EXERCISE BRIEF ▸ Take the material below and write it all out again exactly.

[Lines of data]

++++++++++

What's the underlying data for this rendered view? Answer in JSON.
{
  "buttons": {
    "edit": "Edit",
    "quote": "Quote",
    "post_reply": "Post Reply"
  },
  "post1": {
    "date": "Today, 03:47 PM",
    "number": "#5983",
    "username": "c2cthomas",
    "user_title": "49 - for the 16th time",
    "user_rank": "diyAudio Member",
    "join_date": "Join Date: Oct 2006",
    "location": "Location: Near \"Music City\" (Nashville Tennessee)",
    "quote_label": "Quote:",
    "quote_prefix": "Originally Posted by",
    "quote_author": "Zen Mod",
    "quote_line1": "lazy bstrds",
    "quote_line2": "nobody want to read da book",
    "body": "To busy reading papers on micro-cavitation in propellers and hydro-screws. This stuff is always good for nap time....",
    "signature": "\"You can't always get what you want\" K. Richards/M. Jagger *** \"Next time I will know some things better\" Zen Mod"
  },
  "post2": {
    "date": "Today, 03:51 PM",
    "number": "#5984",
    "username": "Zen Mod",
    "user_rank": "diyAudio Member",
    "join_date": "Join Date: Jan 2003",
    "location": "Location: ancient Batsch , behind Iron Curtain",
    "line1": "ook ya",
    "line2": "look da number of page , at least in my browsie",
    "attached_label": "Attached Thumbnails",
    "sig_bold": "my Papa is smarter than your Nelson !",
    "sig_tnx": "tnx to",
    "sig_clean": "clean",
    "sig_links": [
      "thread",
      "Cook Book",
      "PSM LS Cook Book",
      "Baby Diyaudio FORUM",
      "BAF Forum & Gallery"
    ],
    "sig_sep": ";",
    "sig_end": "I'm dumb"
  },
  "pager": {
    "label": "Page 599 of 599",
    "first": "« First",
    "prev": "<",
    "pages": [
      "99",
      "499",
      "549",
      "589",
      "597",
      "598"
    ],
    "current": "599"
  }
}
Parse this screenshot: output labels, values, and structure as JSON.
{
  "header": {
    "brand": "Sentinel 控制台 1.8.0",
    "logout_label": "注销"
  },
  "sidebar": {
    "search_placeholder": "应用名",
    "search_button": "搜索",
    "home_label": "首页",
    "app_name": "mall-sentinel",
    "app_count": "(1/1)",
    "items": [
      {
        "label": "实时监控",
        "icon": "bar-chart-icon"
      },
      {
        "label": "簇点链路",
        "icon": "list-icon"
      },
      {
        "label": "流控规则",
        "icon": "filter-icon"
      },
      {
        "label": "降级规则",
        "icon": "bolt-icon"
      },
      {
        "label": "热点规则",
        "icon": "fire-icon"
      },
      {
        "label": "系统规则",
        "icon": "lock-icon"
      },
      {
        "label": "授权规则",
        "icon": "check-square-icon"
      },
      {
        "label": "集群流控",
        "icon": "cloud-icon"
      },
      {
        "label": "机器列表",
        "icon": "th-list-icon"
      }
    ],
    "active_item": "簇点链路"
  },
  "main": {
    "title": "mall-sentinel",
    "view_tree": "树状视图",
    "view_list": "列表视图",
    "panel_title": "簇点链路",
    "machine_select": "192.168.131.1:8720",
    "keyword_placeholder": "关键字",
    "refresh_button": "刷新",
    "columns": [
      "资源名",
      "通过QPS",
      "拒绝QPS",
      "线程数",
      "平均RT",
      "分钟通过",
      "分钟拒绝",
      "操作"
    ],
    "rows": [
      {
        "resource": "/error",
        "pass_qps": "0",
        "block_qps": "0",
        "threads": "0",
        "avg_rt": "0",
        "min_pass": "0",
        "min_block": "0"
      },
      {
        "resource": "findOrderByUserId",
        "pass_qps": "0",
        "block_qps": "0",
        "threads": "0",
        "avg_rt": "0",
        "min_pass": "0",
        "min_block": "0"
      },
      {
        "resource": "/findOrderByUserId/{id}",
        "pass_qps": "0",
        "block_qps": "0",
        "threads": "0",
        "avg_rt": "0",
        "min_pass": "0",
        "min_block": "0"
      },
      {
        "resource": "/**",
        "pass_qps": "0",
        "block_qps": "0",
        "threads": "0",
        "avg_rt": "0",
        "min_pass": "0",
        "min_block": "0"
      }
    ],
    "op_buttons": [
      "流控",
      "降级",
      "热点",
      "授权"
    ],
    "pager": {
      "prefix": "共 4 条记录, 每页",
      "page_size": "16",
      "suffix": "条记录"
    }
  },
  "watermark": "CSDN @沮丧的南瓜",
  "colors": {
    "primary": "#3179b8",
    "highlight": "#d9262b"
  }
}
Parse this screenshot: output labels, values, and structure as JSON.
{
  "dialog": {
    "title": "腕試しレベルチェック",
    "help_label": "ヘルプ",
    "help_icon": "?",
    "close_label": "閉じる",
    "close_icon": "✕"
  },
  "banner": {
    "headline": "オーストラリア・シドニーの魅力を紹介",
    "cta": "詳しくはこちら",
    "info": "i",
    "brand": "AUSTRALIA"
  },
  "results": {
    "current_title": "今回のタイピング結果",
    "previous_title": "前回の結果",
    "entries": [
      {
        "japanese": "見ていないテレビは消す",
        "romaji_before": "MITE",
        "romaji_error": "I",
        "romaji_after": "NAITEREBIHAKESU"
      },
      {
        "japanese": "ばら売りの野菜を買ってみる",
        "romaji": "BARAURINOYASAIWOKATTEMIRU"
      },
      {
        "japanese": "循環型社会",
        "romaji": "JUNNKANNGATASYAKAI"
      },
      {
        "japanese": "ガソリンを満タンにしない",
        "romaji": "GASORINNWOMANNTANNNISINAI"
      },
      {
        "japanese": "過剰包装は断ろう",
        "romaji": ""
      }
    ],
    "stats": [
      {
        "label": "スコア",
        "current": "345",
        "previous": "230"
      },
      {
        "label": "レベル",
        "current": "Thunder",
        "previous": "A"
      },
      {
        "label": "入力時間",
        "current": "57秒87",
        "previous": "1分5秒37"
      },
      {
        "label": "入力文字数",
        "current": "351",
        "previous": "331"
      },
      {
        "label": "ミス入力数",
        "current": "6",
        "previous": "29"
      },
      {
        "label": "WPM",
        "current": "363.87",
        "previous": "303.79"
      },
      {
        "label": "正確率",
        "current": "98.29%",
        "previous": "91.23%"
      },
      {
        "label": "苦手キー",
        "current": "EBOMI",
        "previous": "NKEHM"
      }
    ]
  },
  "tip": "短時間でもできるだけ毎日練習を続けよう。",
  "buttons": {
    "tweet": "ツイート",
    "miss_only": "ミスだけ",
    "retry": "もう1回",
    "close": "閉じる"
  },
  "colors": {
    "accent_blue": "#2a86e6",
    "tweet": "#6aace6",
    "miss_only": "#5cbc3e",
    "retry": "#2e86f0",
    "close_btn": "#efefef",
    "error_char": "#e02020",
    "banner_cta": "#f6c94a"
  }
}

++++++++++

RESULT FOR THIS EXERCISE ▸
What's the underlying data for this rendered view? Answer in JSON.
{
  "buttons": {
    "edit": "Edit",
    "quote": "Quote",
    "post_reply": "Post Reply"
  },
  "post1": {
    "date": "Today, 03:47 PM",
    "number": "#5983",
    "username": "c2cthomas",
    "user_title": "49 - for the 16th time",
    "user_rank": "diyAudio Member",
    "join_date": "Join Date: Oct 2006",
    "location": "Location: Near \"Music City\" (Nashville Tennessee)",
    "quote_label": "Quote:",
    "quote_prefix": "Originally Posted by",
    "quote_author": "Zen Mod",
    "quote_line1": "lazy bstrds",
    "quote_line2": "nobody want to read da book",
    "body": "To busy reading papers on micro-cavitation in propellers and hydro-screws. This stuff is always good for nap time....",
    "signature": "\"You can't always get what you want\" K. Richards/M. Jagger *** \"Next time I will know some things better\" Zen Mod"
  },
  "post2": {
    "date": "Today, 03:51 PM",
    "number": "#5984",
    "username": "Zen Mod",
    "user_rank": "diyAudio Member",
    "join_date": "Join Date: Jan 2003",
    "location": "Location: ancient Batsch , behind Iron Curtain",
    "line1": "ook ya",
    "line2": "look da number of page , at least in my browsie",
    "attached_label": "Attached Thumbnails",
    "sig_bold": "my Papa is smarter than your Nelson !",
    "sig_tnx": "tnx to",
    "sig_clean": "clean",
    "sig_links": [
      "thread",
      "Cook Book",
      "PSM LS Cook Book",
      "Baby Diyaudio FORUM",
      "BAF Forum & Gallery"
    ],
    "sig_sep": ";",
    "sig_end": "I'm dumb"
  },
  "pager": {
    "label": "Page 599 of 599",
    "first": "« First",
    "prev": "<",
    "pages": [
      "99",
      "499",
      "549",
      "589",
      "597",
      "598"
    ],
    "current": "599"
  }
}
Parse this screenshot: output labels, values, and structure as JSON.
{
  "header": {
    "brand": "Sentinel 控制台 1.8.0",
    "logout_label": "注销"
  },
  "sidebar": {
    "search_placeholder": "应用名",
    "search_button": "搜索",
    "home_label": "首页",
    "app_name": "mall-sentinel",
    "app_count": "(1/1)",
    "items": [
      {
        "label": "实时监控",
        "icon": "bar-chart-icon"
      },
      {
        "label": "簇点链路",
        "icon": "list-icon"
      },
      {
        "label": "流控规则",
        "icon": "filter-icon"
      },
      {
        "label": "降级规则",
        "icon": "bolt-icon"
      },
      {
        "label": "热点规则",
        "icon": "fire-icon"
      },
      {
        "label": "系统规则",
        "icon": "lock-icon"
      },
      {
        "label": "授权规则",
        "icon": "check-square-icon"
      },
      {
        "label": "集群流控",
        "icon": "cloud-icon"
      },
      {
        "label": "机器列表",
        "icon": "th-list-icon"
      }
    ],
    "active_item": "簇点链路"
  },
  "main": {
    "title": "mall-sentinel",
    "view_tree": "树状视图",
    "view_list": "列表视图",
    "panel_title": "簇点链路",
    "machine_select": "192.168.131.1:8720",
    "keyword_placeholder": "关键字",
    "refresh_button": "刷新",
    "columns": [
      "资源名",
      "通过QPS",
      "拒绝QPS",
      "线程数",
      "平均RT",
      "分钟通过",
      "分钟拒绝",
      "操作"
    ],
    "rows": [
      {
        "resource": "/error",
        "pass_qps": "0",
        "block_qps": "0",
        "threads": "0",
        "avg_rt": "0",
        "min_pass": "0",
        "min_block": "0"
      },
      {
        "resource": "findOrderByUserId",
        "pass_qps": "0",
        "block_qps": "0",
        "threads": "0",
        "avg_rt": "0",
        "min_pass": "0",
        "min_block": "0"
      },
      {
        "resource": "/findOrderByUserId/{id}",
        "pass_qps": "0",
        "block_qps": "0",
        "threads": "0",
        "avg_rt": "0",
        "min_pass": "0",
        "min_block": "0"
      },
      {
        "resource": "/**",
        "pass_qps": "0",
        "block_qps": "0",
        "threads": "0",
        "avg_rt": "0",
        "min_pass": "0",
        "min_block": "0"
      }
    ],
    "op_buttons": [
      "流控",
      "降级",
      "热点",
      "授权"
    ],
    "pager": {
      "prefix": "共 4 条记录, 每页",
      "page_size": "16",
      "suffix": "条记录"
    }
  },
  "watermark": "CSDN @沮丧的南瓜",
  "colors": {
    "primary": "#3179b8",
    "highlight": "#d9262b"
  }
}
Parse this screenshot: output labels, values, and structure as JSON.
{
  "dialog": {
    "title": "腕試しレベルチェック",
    "help_label": "ヘルプ",
    "help_icon": "?",
    "close_label": "閉じる",
    "close_icon": "✕"
  },
  "banner": {
    "headline": "オーストラリア・シドニーの魅力を紹介",
    "cta": "詳しくはこちら",
    "info": "i",
    "brand": "AUSTRALIA"
  },
  "results": {
    "current_title": "今回のタイピング結果",
    "previous_title": "前回の結果",
    "entries": [
      {
        "japanese": "見ていないテレビは消す",
        "romaji_before": "MITE",
        "romaji_error": "I",
        "romaji_after": "NAITEREBIHAKESU"
      },
      {
        "japanese": "ばら売りの野菜を買ってみる",
        "romaji": "BARAURINOYASAIWOKATTEMIRU"
      },
      {
        "japanese": "循環型社会",
        "romaji": "JUNNKANNGATASYAKAI"
      },
      {
        "japanese": "ガソリンを満タンにしない",
        "romaji": "GASORINNWOMANNTANNNISINAI"
      },
      {
        "japanese": "過剰包装は断ろう",
        "romaji": ""
      }
    ],
    "stats": [
      {
        "label": "スコア",
        "current": "345",
        "previous": "230"
      },
      {
        "label": "レベル",
        "current": "Thunder",
        "previous": "A"
      },
      {
        "label": "入力時間",
        "current": "57秒87",
        "previous": "1分5秒37"
      },
      {
        "label": "入力文字数",
        "current": "351",
        "previous": "331"
      },
      {
        "label": "ミス入力数",
        "current": "6",
        "previous": "29"
      },
      {
        "label": "WPM",
        "current": "363.87",
        "previous": "303.79"
      },
      {
        "label": "正確率",
        "current": "98.29%",
        "previous": "91.23%"
      },
      {
        "label": "苦手キー",
        "current": "EBOMI",
        "previous": "NKEHM"
      }
    ]
  },
  "tip": "短時間でもできるだけ毎日練習を続けよう。",
  "buttons": {
    "tweet": "ツイート",
    "miss_only": "ミスだけ",
    "retry": "もう1回",
    "close": "閉じる"
  },
  "colors": {
    "accent_blue": "#2a86e6",
    "tweet": "#6aace6",
    "miss_only": "#5cbc3e",
    "retry": "#2e86f0",
    "close_btn": "#efefef",
    "error_char": "#e02020",
    "banner_cta": "#f6c94a"
  }
}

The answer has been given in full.